→ TASK REQUIREMENTS
Reproduce each line of the listing exactly.

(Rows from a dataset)

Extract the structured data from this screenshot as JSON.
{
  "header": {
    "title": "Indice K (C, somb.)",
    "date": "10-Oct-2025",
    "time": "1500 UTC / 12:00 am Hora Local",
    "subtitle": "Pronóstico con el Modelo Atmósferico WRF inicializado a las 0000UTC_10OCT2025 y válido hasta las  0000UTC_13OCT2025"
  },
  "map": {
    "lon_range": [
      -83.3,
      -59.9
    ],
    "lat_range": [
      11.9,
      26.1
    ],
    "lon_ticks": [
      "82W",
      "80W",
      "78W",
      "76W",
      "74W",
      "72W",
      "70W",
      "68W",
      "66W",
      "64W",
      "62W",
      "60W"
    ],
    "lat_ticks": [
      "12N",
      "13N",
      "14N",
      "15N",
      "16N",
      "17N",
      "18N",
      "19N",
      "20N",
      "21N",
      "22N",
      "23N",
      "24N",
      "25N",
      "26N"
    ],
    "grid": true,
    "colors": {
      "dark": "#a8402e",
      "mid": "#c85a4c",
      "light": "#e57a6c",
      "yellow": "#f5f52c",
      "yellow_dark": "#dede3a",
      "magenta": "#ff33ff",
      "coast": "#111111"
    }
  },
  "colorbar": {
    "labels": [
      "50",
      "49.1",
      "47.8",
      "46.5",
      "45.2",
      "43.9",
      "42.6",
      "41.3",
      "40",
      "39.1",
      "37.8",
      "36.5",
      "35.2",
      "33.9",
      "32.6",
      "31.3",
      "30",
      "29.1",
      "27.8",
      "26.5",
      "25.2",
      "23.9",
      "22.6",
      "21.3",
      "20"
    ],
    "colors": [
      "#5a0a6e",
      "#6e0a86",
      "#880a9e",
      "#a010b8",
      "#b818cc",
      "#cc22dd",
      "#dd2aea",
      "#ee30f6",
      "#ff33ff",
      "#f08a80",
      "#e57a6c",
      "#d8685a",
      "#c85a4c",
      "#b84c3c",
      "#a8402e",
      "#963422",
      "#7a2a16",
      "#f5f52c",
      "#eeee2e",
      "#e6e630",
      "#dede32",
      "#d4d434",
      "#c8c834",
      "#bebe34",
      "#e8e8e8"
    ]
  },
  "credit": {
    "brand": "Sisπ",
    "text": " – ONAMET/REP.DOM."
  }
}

→ OUTPUT OF THE EXERCISE
Extract the structured data from this screenshot as JSON.
{
  "header": {
    "title": "Indice K (C, somb.)",
    "date": "10-Oct-2025",
    "time": "1500 UTC / 12:00 am Hora Local",
    "subtitle": "Pronóstico con el Modelo Atmósferico WRF inicializado a las 0000UTC_10OCT2025 y válido hasta las  0000UTC_13OCT2025"
  },
  "map": {
    "lon_range": [
      -83.3,
      -59.9
    ],
    "lat_range": [
      11.9,
      26.1
    ],
    "lon_ticks": [
      "82W",
      "80W",
      "78W",
      "76W",
      "74W",
      "72W",
      "70W",
      "68W",
      "66W",
      "64W",
      "62W",
      "60W"
    ],
    "lat_ticks": [
      "12N",
      "13N",
      "14N",
      "15N",
      "16N",
      "17N",
      "18N",
      "19N",
      "20N",
      "21N",
      "22N",
      "23N",
      "24N",
      "25N",
      "26N"
    ],
    "grid": true,
    "colors": {
      "dark": "#a8402e",
      "mid": "#c85a4c",
      "light": "#e57a6c",
      "yellow": "#f5f52c",
      "yellow_dark": "#dede3a",
      "magenta": "#ff33ff",
      "coast": "#111111"
    }
  },
  "colorbar": {
    "labels": [
      "50",
      "49.1",
      "47.8",
      "46.5",
      "45.2",
      "43.9",
      "42.6",
      "41.3",
      "40",
      "39.1",
      "37.8",
      "36.5",
      "35.2",
      "33.9",
      "32.6",
      "31.3",
      "30",
      "29.1",
      "27.8",
      "26.5",
      "25.2",
      "23.9",
      "22.6",
      "21.3",
      "20"
    ],
    "colors": [
      "#5a0a6e",
      "#6e0a86",
      "#880a9e",
      "#a010b8",
      "#b818cc",
      "#cc22dd",
      "#dd2aea",
      "#ee30f6",
      "#ff33ff",
      "#f08a80",
      "#e57a6c",
      "#d8685a",
      "#c85a4c",
      "#b84c3c",
      "#a8402e",
      "#963422",
      "#7a2a16",
      "#f5f52c",
      "#eeee2e",
      "#e6e630",
      "#dede32",
      "#d4d434",
      "#c8c834",
      "#bebe34",
      "#e8e8e8"
    ]
  },
  "credit": {
    "brand": "Sisπ",
    "text": " – ONAMET/REP.DOM."
  }
}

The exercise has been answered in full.